--- Data for the task ---

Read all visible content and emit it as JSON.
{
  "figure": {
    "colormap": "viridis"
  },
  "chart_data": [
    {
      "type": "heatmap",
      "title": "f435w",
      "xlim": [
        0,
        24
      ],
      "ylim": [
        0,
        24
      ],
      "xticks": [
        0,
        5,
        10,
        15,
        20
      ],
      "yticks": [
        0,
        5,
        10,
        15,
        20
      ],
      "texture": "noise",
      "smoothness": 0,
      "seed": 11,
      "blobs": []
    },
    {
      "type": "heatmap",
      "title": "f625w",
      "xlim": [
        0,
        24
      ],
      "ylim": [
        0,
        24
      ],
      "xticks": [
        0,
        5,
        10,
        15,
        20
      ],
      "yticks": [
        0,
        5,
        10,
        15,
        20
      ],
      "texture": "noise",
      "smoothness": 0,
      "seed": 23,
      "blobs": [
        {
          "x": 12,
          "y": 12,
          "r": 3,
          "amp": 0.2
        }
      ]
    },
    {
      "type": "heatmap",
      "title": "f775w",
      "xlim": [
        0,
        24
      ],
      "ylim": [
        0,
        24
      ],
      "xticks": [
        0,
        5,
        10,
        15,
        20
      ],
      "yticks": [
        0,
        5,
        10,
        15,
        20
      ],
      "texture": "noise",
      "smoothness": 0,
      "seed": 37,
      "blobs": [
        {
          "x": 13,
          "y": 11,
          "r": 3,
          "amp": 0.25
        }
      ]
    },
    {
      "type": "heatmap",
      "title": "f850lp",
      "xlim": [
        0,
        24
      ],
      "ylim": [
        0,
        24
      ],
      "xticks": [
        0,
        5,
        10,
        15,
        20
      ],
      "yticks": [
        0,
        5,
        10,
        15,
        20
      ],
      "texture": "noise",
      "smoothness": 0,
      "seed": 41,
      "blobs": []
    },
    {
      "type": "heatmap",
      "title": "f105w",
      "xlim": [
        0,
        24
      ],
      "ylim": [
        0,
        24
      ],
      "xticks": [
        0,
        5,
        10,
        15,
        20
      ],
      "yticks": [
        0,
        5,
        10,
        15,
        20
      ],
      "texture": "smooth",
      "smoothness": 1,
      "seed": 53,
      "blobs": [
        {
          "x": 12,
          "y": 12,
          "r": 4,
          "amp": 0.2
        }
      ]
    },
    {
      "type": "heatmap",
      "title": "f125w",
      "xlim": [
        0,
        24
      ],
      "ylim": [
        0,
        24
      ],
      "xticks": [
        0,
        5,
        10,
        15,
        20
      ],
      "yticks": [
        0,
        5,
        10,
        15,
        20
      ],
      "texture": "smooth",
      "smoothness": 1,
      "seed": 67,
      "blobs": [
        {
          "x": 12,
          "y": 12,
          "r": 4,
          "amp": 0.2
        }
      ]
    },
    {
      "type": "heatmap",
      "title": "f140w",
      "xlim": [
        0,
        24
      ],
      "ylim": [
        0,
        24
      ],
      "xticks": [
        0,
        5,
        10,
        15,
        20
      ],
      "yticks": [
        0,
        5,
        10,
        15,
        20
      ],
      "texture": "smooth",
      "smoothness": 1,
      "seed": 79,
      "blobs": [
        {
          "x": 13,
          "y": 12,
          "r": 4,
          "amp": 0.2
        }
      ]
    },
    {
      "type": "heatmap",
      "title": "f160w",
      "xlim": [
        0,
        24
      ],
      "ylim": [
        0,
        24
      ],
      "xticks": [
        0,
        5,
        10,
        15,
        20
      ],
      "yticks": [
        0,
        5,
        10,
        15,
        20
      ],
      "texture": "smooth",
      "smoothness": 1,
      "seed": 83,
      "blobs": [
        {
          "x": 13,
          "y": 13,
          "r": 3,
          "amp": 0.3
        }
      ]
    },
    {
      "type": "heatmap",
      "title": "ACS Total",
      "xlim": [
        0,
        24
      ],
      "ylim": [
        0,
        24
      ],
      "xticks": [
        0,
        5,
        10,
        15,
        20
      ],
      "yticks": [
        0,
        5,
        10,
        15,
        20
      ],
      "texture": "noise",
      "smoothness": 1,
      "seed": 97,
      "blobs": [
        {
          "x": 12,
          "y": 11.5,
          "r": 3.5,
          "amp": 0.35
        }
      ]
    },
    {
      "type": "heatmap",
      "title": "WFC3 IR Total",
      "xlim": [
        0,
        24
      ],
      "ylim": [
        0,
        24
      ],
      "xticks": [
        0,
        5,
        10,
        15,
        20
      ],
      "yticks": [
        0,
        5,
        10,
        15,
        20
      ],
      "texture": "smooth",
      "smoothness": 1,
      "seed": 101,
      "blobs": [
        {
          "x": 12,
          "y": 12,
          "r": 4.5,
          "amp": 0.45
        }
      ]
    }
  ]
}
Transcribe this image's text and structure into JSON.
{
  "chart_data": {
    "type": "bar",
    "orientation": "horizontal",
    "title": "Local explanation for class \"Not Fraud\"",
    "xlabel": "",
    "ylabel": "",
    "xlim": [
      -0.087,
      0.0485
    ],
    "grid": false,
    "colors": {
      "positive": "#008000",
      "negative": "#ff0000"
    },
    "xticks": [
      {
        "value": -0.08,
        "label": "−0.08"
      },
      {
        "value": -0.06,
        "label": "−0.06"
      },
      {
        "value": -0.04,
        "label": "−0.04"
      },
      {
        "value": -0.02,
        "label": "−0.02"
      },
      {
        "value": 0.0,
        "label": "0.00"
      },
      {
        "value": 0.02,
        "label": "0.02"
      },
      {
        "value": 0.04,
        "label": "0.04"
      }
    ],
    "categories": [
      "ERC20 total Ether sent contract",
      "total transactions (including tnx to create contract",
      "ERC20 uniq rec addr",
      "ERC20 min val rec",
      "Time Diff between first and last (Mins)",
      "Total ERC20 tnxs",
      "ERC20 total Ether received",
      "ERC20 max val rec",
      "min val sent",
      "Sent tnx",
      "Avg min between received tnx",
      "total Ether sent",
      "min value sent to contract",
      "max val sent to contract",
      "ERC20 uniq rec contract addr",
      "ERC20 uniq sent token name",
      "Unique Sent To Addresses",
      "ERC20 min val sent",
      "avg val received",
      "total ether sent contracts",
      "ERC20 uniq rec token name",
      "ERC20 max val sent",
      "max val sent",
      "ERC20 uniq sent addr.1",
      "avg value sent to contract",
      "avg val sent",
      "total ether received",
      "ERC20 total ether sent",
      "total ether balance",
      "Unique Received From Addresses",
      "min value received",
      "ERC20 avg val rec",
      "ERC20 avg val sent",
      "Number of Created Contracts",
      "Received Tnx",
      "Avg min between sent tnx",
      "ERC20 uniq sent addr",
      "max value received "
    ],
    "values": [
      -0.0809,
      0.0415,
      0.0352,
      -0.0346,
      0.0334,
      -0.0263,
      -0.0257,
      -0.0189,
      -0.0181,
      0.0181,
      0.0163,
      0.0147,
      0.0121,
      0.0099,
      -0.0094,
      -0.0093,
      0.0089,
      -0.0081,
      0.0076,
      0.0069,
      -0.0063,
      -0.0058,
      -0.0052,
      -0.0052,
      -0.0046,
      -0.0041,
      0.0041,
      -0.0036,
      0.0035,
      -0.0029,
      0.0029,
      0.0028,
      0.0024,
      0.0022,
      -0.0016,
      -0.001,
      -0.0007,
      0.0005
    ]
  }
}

---

- _Stated problem_: Read through the lines above and collect those that contain the string "JSON".

- _Finished exercise_:
Read all visible content and emit it as JSON.
Transcribe this image's text and structure into JSON.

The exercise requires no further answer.